*Task prompt*
Every line from the line containing "Parse this screenshot: output" through the final line of the data is to be printed exactly; no other line is to appear.
Start of Entries
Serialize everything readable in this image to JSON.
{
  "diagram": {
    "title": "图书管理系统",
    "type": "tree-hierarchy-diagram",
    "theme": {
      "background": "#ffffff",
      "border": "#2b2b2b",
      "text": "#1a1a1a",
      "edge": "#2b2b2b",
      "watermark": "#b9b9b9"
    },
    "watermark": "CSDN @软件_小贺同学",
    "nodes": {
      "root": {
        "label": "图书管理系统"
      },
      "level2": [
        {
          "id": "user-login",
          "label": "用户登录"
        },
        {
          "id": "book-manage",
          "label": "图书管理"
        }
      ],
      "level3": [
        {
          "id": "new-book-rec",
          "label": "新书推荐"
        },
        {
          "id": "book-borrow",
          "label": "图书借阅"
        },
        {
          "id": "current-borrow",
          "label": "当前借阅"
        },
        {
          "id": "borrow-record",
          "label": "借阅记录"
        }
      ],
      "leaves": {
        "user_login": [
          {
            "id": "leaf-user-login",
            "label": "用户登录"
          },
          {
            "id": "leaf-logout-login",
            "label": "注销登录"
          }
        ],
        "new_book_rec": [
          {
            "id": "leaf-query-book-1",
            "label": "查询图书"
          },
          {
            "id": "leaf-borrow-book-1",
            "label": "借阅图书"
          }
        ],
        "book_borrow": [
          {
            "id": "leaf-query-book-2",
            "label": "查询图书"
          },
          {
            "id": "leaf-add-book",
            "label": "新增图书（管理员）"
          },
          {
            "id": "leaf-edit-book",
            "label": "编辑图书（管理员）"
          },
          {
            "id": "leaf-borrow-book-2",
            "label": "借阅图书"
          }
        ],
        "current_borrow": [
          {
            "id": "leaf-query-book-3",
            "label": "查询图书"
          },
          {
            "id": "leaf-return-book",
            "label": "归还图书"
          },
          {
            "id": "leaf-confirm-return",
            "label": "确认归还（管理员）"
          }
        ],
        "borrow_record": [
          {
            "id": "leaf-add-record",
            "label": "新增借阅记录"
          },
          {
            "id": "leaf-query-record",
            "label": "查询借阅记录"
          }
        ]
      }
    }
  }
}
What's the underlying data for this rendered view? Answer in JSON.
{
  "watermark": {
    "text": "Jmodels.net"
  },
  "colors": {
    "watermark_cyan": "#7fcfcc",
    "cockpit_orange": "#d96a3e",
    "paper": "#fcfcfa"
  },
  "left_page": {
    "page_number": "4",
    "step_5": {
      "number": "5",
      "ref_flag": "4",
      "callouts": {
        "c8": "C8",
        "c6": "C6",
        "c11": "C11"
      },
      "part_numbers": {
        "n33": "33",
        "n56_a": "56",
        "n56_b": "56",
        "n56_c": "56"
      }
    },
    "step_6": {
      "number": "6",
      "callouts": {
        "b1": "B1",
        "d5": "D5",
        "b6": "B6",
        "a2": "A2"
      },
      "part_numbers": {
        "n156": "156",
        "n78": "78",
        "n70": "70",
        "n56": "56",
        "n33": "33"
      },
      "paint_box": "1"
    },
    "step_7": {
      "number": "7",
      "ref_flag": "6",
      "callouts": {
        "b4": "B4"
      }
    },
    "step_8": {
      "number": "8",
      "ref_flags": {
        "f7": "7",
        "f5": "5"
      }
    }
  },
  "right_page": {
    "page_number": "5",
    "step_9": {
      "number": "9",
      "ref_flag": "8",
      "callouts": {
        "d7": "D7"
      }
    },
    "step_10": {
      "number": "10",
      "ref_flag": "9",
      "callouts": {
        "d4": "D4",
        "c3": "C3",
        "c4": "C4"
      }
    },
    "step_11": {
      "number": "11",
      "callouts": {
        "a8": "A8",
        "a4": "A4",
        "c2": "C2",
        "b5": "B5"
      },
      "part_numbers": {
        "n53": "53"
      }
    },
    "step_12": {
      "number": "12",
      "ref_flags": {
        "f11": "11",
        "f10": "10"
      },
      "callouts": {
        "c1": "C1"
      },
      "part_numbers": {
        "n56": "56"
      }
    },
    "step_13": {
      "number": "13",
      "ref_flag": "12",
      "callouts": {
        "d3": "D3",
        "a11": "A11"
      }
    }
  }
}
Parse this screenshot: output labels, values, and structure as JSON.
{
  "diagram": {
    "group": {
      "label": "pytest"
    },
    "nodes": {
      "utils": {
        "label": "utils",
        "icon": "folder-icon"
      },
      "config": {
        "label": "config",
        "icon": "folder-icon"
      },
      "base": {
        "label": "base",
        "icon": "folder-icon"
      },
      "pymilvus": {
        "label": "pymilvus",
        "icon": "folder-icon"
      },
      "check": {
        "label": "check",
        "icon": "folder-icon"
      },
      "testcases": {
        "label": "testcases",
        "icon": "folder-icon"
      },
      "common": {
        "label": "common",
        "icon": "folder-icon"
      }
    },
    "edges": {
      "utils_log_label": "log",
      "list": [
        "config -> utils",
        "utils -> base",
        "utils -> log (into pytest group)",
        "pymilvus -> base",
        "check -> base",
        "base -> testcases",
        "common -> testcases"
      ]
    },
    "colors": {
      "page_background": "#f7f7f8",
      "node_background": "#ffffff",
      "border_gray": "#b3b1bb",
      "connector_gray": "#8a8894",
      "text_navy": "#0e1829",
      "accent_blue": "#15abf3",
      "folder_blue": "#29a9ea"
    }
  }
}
End of Entries
*Response for this exercise*
Parse this screenshot: output labels, values, and structure as JSON.
{
  "diagram": {
    "group": {
      "label": "pytest"
    },
    "nodes": {
      "utils": {
        "label": "utils",
        "icon": "folder-icon"
      },
      "config": {
        "label": "config",
        "icon": "folder-icon"
      },
      "base": {
        "label": "base",
        "icon": "folder-icon"
      },
      "pymilvus": {
        "label": "pymilvus",
        "icon": "folder-icon"
      },
      "check": {
        "label": "check",
        "icon": "folder-icon"
      },
      "testcases": {
        "label": "testcases",
        "icon": "folder-icon"
      },
      "common": {
        "label": "common",
        "icon": "folder-icon"
      }
    },
    "edges": {
      "utils_log_label": "log",
      "list": [
        "config -> utils",
        "utils -> base",
        "utils -> log (into pytest group)",
        "pymilvus -> base",
        "check -> base",
        "base -> testcases",
        "common -> testcases"
      ]
    },
    "colors": {
      "page_background": "#f7f7f8",
      "node_background": "#ffffff",
      "border_gray": "#b3b1bb",
      "connector_gray": "#8a8894",
      "text_navy": "#0e1829",
      "accent_blue": "#15abf3",
      "folder_blue": "#29a9ea"
    }
  }
}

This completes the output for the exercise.